Exercise directions >> Transcribe the lines from the start of the entries through the line containing "x-tick-label: 300: [549, 1728, 580, 1748]", both ends included, reproducing each one verbatim.

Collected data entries
* * *
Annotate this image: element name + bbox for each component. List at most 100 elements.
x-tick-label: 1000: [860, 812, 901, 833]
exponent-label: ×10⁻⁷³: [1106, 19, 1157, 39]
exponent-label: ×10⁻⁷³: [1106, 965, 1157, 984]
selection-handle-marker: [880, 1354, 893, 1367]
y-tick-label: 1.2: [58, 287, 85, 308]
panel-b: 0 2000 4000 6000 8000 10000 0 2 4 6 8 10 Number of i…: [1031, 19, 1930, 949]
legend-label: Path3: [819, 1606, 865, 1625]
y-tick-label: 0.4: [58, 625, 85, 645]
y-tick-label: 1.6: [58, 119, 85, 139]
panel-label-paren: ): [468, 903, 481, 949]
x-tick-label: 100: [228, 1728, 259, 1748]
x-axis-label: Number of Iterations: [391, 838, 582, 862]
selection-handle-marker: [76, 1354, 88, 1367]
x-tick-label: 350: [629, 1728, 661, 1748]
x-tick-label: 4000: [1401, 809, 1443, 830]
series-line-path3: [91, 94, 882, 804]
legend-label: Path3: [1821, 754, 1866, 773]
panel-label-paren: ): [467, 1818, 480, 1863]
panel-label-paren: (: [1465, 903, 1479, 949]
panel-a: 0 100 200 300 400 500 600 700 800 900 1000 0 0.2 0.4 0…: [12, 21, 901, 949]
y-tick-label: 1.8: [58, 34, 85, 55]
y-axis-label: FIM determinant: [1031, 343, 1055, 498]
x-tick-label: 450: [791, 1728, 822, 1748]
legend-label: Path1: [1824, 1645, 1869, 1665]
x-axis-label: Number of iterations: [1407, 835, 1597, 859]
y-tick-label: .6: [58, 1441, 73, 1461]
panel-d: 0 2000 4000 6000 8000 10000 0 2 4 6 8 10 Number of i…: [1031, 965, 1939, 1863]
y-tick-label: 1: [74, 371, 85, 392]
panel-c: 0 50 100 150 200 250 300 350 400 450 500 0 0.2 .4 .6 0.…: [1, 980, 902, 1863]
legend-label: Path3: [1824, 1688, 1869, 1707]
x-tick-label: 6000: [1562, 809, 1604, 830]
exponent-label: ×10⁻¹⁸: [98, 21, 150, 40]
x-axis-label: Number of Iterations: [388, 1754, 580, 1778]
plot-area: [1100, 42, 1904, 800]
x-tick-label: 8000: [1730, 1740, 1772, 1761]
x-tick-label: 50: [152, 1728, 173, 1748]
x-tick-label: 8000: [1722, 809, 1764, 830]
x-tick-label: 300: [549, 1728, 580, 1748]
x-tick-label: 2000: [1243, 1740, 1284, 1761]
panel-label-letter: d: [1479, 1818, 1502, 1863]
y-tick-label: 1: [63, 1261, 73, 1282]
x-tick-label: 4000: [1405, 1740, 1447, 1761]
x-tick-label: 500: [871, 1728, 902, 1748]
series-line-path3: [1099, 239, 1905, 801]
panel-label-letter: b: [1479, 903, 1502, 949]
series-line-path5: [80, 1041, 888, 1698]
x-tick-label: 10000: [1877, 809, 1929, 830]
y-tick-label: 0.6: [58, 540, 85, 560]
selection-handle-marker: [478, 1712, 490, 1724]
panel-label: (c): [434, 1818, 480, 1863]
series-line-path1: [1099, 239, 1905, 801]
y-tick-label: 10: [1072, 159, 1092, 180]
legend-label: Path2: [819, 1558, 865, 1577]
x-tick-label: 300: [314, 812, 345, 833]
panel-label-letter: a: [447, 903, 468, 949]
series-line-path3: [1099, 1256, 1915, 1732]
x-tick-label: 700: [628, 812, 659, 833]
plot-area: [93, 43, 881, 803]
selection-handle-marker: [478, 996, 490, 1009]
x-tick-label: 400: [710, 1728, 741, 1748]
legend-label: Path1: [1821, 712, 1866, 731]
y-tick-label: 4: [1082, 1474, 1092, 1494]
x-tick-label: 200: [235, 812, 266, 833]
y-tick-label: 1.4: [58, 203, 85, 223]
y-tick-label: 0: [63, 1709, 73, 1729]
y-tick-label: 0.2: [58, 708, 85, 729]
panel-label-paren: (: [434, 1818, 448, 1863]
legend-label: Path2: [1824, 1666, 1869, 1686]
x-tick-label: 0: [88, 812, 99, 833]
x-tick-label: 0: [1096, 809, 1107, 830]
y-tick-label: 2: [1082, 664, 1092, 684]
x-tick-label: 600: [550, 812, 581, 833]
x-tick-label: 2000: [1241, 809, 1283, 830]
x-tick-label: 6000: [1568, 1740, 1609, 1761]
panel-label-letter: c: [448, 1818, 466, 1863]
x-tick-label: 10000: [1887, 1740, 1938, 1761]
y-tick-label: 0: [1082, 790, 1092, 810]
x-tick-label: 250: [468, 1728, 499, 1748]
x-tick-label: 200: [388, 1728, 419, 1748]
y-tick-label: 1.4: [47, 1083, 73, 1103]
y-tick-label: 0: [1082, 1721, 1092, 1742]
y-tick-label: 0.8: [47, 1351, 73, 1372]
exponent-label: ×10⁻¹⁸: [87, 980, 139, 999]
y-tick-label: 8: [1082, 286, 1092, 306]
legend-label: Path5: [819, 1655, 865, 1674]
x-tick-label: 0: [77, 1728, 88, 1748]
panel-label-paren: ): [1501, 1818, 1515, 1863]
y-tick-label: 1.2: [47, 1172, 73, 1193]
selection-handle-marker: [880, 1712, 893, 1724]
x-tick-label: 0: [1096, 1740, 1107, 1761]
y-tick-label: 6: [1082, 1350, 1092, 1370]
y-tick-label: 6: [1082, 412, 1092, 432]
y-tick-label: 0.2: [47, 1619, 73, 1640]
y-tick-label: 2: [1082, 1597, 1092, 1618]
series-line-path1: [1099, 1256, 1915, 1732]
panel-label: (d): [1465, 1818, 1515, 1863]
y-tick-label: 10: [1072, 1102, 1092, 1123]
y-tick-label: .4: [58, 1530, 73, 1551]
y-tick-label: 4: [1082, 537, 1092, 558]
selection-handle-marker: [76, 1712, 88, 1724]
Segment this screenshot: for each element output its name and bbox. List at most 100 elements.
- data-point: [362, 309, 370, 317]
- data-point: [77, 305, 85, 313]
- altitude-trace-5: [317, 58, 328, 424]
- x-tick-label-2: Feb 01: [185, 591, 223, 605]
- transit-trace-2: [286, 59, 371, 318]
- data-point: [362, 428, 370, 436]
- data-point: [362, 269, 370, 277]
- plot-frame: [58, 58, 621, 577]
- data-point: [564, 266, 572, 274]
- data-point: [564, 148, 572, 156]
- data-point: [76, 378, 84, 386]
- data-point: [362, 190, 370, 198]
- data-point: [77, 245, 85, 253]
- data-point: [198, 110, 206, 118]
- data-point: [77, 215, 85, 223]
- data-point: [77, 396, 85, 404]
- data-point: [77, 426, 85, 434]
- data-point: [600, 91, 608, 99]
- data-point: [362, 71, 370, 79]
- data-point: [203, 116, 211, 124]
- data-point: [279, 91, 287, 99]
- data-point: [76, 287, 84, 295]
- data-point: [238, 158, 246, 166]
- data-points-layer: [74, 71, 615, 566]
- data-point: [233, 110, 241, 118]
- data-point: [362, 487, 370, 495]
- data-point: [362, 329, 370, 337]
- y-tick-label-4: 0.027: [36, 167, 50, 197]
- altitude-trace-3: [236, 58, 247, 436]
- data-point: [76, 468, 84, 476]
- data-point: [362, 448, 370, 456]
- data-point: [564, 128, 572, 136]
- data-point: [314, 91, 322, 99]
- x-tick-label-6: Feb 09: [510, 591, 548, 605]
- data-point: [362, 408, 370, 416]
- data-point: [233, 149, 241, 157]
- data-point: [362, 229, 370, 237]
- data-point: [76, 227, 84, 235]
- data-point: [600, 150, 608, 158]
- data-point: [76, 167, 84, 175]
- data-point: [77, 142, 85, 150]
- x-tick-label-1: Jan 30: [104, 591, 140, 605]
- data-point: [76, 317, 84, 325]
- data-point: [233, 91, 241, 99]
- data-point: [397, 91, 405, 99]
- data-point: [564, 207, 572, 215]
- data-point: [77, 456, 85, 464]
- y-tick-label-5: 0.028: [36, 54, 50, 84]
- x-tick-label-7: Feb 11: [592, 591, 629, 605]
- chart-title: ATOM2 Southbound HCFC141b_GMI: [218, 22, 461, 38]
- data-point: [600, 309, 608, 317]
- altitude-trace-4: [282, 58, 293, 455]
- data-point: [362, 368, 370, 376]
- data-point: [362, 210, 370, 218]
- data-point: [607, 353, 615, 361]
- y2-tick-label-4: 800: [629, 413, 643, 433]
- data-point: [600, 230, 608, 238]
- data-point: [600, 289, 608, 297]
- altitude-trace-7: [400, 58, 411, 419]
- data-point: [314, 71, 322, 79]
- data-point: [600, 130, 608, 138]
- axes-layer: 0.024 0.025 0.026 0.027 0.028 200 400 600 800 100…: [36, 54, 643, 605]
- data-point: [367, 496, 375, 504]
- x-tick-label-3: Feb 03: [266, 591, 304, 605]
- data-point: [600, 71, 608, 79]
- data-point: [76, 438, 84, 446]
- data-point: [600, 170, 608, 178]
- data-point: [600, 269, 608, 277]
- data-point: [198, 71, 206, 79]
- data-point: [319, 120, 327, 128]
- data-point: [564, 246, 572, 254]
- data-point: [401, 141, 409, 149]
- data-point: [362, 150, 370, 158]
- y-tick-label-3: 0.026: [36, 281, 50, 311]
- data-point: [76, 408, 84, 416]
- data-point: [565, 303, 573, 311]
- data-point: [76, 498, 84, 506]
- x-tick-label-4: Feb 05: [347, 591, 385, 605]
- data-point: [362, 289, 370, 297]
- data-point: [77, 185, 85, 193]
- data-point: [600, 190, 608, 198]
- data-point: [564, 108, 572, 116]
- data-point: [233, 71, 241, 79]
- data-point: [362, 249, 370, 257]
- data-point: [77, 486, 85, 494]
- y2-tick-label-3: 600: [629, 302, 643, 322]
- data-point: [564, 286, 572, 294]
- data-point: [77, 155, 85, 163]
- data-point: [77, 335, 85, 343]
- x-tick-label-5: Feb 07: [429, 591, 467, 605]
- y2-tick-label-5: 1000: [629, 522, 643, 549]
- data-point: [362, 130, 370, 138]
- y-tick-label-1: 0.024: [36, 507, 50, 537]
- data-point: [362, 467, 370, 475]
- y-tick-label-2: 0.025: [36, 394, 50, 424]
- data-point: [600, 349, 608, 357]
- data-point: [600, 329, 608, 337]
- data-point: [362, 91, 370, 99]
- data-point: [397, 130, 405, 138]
* * *
Full solution >>
Annotate this image: element name + bbox for each component. List at most 100 elements.
x-tick-label: 1000: [860, 812, 901, 833]
exponent-label: ×10⁻⁷³: [1106, 19, 1157, 39]
exponent-label: ×10⁻⁷³: [1106, 965, 1157, 984]
selection-handle-marker: [880, 1354, 893, 1367]
y-tick-label: 1.2: [58, 287, 85, 308]
panel-b: 0 2000 4000 6000 8000 10000 0 2 4 6 8 10 Number of i…: [1031, 19, 1930, 949]
legend-label: Path3: [819, 1606, 865, 1625]
y-tick-label: 0.4: [58, 625, 85, 645]
y-tick-label: 1.6: [58, 119, 85, 139]
panel-label-paren: ): [468, 903, 481, 949]
x-tick-label: 100: [228, 1728, 259, 1748]
x-axis-label: Number of Iterations: [391, 838, 582, 862]
selection-handle-marker: [76, 1354, 88, 1367]
x-tick-label: 350: [629, 1728, 661, 1748]
x-tick-label: 4000: [1401, 809, 1443, 830]
series-line-path3: [91, 94, 882, 804]
legend-label: Path3: [1821, 754, 1866, 773]
panel-label-paren: ): [467, 1818, 480, 1863]
panel-label-paren: (: [1465, 903, 1479, 949]
panel-a: 0 100 200 300 400 500 600 700 800 900 1000 0 0.2 0.4 0…: [12, 21, 901, 949]
y-tick-label: 1.8: [58, 34, 85, 55]
y-axis-label: FIM determinant: [1031, 343, 1055, 498]
x-tick-label: 450: [791, 1728, 822, 1748]
legend-label: Path1: [1824, 1645, 1869, 1665]
x-axis-label: Number of iterations: [1407, 835, 1597, 859]
y-tick-label: .6: [58, 1441, 73, 1461]
panel-d: 0 2000 4000 6000 8000 10000 0 2 4 6 8 10 Number of i…: [1031, 965, 1939, 1863]
y-tick-label: 1: [74, 371, 85, 392]
panel-c: 0 50 100 150 200 250 300 350 400 450 500 0 0.2 .4 .6 0.…: [1, 980, 902, 1863]
legend-label: Path3: [1824, 1688, 1869, 1707]
x-tick-label: 6000: [1562, 809, 1604, 830]
exponent-label: ×10⁻¹⁸: [98, 21, 150, 40]
x-axis-label: Number of Iterations: [388, 1754, 580, 1778]
plot-area: [1100, 42, 1904, 800]
x-tick-label: 8000: [1730, 1740, 1772, 1761]
x-tick-label: 50: [152, 1728, 173, 1748]
x-tick-label: 8000: [1722, 809, 1764, 830]
x-tick-label: 300: [549, 1728, 580, 1748]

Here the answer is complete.